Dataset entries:
--------------------------------------------------
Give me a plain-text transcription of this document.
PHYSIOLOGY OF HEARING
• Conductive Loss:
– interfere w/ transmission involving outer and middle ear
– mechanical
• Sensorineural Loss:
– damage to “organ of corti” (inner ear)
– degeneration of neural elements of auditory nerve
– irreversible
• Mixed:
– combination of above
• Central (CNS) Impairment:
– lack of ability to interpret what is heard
--------------------------------------------------
Exact copies of all the records are required.

Give me a plain-text transcription of this document.
PHYSIOLOGY OF HEARING
• Conductive Loss:
– interfere w/ transmission involving outer and middle ear
– mechanical
• Sensorineural Loss:
– damage to “organ of corti” (inner ear)
– degeneration of neural elements of auditory nerve
– irreversible
• Mixed:
– combination of above
• Central (CNS) Impairment:
– lack of ability to interpret what is heard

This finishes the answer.